> [Task to complete]:
Print out every record exactly as it appears.

[Collected data]
------------
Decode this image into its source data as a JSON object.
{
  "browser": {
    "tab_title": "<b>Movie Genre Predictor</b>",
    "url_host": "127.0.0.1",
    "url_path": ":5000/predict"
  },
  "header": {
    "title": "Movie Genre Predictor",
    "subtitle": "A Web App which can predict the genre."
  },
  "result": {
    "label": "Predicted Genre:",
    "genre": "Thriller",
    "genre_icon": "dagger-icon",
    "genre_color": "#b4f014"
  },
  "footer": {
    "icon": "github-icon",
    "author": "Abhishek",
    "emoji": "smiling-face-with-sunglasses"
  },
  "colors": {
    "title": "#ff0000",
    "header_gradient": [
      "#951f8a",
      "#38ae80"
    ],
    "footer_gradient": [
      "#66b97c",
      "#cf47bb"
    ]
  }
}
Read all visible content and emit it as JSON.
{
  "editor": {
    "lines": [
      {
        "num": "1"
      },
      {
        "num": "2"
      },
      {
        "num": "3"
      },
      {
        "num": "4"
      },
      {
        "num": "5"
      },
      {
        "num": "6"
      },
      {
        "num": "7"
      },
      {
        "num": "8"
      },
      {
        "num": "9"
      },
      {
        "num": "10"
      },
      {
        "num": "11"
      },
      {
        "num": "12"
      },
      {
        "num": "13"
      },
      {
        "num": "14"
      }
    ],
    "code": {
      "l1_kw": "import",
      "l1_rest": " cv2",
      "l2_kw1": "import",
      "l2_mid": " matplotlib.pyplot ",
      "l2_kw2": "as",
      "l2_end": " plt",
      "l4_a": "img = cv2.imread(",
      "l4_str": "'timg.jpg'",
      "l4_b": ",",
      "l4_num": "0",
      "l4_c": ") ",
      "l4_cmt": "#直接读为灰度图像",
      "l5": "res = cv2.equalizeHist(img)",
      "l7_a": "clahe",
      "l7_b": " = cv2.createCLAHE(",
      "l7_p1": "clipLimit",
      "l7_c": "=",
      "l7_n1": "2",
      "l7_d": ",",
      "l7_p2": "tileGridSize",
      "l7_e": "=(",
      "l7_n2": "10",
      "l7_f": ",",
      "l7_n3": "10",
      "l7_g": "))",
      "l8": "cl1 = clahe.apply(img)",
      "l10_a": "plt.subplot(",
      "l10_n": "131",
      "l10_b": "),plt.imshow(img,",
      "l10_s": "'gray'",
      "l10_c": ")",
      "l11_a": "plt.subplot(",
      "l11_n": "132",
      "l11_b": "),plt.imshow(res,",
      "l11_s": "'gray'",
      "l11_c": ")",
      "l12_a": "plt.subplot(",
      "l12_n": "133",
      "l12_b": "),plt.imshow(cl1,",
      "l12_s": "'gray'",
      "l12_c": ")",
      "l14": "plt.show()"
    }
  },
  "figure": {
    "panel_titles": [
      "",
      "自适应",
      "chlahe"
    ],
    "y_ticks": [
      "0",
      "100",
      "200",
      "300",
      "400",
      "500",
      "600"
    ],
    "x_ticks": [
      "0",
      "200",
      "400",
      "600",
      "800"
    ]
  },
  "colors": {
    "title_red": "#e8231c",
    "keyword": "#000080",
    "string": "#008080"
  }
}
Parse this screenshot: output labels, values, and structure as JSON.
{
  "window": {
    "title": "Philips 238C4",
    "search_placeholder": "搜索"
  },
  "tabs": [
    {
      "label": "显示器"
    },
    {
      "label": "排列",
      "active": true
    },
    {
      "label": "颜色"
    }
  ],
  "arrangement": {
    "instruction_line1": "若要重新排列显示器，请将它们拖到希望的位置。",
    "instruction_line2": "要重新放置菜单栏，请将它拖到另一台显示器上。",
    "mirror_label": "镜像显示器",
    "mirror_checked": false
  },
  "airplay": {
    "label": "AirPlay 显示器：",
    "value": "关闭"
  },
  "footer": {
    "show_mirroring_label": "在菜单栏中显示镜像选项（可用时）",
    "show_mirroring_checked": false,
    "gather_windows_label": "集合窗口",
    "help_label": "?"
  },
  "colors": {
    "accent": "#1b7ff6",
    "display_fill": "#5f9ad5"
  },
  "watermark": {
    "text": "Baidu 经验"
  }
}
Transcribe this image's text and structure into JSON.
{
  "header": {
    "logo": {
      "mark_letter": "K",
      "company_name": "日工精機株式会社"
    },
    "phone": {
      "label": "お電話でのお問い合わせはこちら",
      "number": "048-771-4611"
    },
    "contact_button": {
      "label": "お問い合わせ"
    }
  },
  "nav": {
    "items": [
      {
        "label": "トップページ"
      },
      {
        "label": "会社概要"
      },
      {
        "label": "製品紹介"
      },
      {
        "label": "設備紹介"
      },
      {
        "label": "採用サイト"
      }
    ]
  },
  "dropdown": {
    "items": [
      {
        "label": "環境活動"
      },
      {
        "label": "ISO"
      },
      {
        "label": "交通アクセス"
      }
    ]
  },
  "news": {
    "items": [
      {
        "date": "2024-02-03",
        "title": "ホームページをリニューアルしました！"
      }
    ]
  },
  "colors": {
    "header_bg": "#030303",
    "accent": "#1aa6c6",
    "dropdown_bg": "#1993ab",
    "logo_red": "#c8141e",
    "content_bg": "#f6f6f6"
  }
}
------------
> [Complete answer]:
Decode this image into its source data as a JSON object.
{
  "browser": {
    "tab_title": "<b>Movie Genre Predictor</b>",
    "url_host": "127.0.0.1",
    "url_path": ":5000/predict"
  },
  "header": {
    "title": "Movie Genre Predictor",
    "subtitle": "A Web App which can predict the genre."
  },
  "result": {
    "label": "Predicted Genre:",
    "genre": "Thriller",
    "genre_icon": "dagger-icon",
    "genre_color": "#b4f014"
  },
  "footer": {
    "icon": "github-icon",
    "author": "Abhishek",
    "emoji": "smiling-face-with-sunglasses"
  },
  "colors": {
    "title": "#ff0000",
    "header_gradient": [
      "#951f8a",
      "#38ae80"
    ],
    "footer_gradient": [
      "#66b97c",
      "#cf47bb"
    ]
  }
}
Read all visible content and emit it as JSON.
{
  "editor": {
    "lines": [
      {
        "num": "1"
      },
      {
        "num": "2"
      },
      {
        "num": "3"
      },
      {
        "num": "4"
      },
      {
        "num": "5"
      },
      {
        "num": "6"
      },
      {
        "num": "7"
      },
      {
        "num": "8"
      },
      {
        "num": "9"
      },
      {
        "num": "10"
      },
      {
        "num": "11"
      },
      {
        "num": "12"
      },
      {
        "num": "13"
      },
      {
        "num": "14"
      }
    ],
    "code": {
      "l1_kw": "import",
      "l1_rest": " cv2",
      "l2_kw1": "import",
      "l2_mid": " matplotlib.pyplot ",
      "l2_kw2": "as",
      "l2_end": " plt",
      "l4_a": "img = cv2.imread(",
      "l4_str": "'timg.jpg'",
      "l4_b": ",",
      "l4_num": "0",
      "l4_c": ") ",
      "l4_cmt": "#直接读为灰度图像",
      "l5": "res = cv2.equalizeHist(img)",
      "l7_a": "clahe",
      "l7_b": " = cv2.createCLAHE(",
      "l7_p1": "clipLimit",
      "l7_c": "=",
      "l7_n1": "2",
      "l7_d": ",",
      "l7_p2": "tileGridSize",
      "l7_e": "=(",
      "l7_n2": "10",
      "l7_f": ",",
      "l7_n3": "10",
      "l7_g": "))",
      "l8": "cl1 = clahe.apply(img)",
      "l10_a": "plt.subplot(",
      "l10_n": "131",
      "l10_b": "),plt.imshow(img,",
      "l10_s": "'gray'",
      "l10_c": ")",
      "l11_a": "plt.subplot(",
      "l11_n": "132",
      "l11_b": "),plt.imshow(res,",
      "l11_s": "'gray'",
      "l11_c": ")",
      "l12_a": "plt.subplot(",
      "l12_n": "133",
      "l12_b": "),plt.imshow(cl1,",
      "l12_s": "'gray'",
      "l12_c": ")",
      "l14": "plt.show()"
    }
  },
  "figure": {
    "panel_titles": [
      "",
      "自适应",
      "chlahe"
    ],
    "y_ticks": [
      "0",
      "100",
      "200",
      "300",
      "400",
      "500",
      "600"
    ],
    "x_ticks": [
      "0",
      "200",
      "400",
      "600",
      "800"
    ]
  },
  "colors": {
    "title_red": "#e8231c",
    "keyword": "#000080",
    "string": "#008080"
  }
}
Parse this screenshot: output labels, values, and structure as JSON.
{
  "window": {
    "title": "Philips 238C4",
    "search_placeholder": "搜索"
  },
  "tabs": [
    {
      "label": "显示器"
    },
    {
      "label": "排列",
      "active": true
    },
    {
      "label": "颜色"
    }
  ],
  "arrangement": {
    "instruction_line1": "若要重新排列显示器，请将它们拖到希望的位置。",
    "instruction_line2": "要重新放置菜单栏，请将它拖到另一台显示器上。",
    "mirror_label": "镜像显示器",
    "mirror_checked": false
  },
  "airplay": {
    "label": "AirPlay 显示器：",
    "value": "关闭"
  },
  "footer": {
    "show_mirroring_label": "在菜单栏中显示镜像选项（可用时）",
    "show_mirroring_checked": false,
    "gather_windows_label": "集合窗口",
    "help_label": "?"
  },
  "colors": {
    "accent": "#1b7ff6",
    "display_fill": "#5f9ad5"
  },
  "watermark": {
    "text": "Baidu 经验"
  }
}
Transcribe this image's text and structure into JSON.
{
  "header": {
    "logo": {
      "mark_letter": "K",
      "company_name": "日工精機株式会社"
    },
    "phone": {
      "label": "お電話でのお問い合わせはこちら",
      "number": "048-771-4611"
    },
    "contact_button": {
      "label": "お問い合わせ"
    }
  },
  "nav": {
    "items": [
      {
        "label": "トップページ"
      },
      {
        "label": "会社概要"
      },
      {
        "label": "製品紹介"
      },
      {
        "label": "設備紹介"
      },
      {
        "label": "採用サイト"
      }
    ]
  },
  "dropdown": {
    "items": [
      {
        "label": "環境活動"
      },
      {
        "label": "ISO"
      },
      {
        "label": "交通アクセス"
      }
    ]
  },
  "news": {
    "items": [
      {
        "date": "2024-02-03",
        "title": "ホームページをリニューアルしました！"
      }
    ]
  },
  "colors": {
    "header_bg": "#030303",
    "accent": "#1aa6c6",
    "dropdown_bg": "#1993ab",
    "logo_red": "#c8141e",
    "content_bg": "#f6f6f6"
  }
}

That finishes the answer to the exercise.